Problem: Gather every line below where "Apakah" appears.

(A run of records)
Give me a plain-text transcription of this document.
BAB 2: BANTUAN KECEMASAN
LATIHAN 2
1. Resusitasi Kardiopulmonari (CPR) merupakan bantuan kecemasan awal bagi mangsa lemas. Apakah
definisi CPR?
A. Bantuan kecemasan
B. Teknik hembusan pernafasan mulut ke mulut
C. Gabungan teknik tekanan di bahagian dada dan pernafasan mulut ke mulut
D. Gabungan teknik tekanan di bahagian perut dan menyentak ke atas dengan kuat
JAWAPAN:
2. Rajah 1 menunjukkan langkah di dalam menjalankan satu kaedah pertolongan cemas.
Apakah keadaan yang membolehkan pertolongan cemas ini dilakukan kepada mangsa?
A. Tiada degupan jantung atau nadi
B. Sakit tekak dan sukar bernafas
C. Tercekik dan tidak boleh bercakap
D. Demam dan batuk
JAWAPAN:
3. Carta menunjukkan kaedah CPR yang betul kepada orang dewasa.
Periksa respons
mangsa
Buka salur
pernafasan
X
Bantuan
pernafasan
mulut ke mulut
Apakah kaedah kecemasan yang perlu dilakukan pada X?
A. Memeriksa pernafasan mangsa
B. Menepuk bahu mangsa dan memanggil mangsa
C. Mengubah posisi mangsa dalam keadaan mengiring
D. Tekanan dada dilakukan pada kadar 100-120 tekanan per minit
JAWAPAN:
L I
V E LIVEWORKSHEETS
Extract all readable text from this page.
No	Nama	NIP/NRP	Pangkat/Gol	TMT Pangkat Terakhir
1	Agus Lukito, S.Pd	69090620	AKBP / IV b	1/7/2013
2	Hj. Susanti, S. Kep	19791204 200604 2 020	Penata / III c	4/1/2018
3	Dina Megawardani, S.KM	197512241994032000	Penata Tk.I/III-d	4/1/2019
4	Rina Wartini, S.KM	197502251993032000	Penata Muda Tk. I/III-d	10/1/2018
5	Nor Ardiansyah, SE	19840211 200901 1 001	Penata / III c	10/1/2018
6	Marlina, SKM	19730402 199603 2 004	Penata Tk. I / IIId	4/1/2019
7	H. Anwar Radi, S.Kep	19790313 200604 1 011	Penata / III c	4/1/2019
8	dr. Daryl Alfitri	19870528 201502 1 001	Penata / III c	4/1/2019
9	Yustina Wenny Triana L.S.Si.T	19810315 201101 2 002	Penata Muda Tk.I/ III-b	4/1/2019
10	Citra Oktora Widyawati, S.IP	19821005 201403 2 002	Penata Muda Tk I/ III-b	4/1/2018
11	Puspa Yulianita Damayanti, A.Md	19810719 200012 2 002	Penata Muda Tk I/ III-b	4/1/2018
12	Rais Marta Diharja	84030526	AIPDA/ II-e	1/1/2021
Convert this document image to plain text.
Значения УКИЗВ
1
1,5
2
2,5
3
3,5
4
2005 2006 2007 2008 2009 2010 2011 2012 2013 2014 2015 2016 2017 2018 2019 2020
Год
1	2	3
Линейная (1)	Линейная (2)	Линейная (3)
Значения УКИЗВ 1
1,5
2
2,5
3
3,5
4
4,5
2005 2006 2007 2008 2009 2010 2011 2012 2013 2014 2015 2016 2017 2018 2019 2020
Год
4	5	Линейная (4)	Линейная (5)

Solution for this problem:
1. Resusitasi Kardiopulmonari (CPR) merupakan bantuan kecemasan awal bagi mangsa lemas. Apakah
Apakah keadaan yang membolehkan pertolongan cemas ini dilakukan kepada mangsa?
Apakah kaedah kecemasan yang perlu dilakukan pada X?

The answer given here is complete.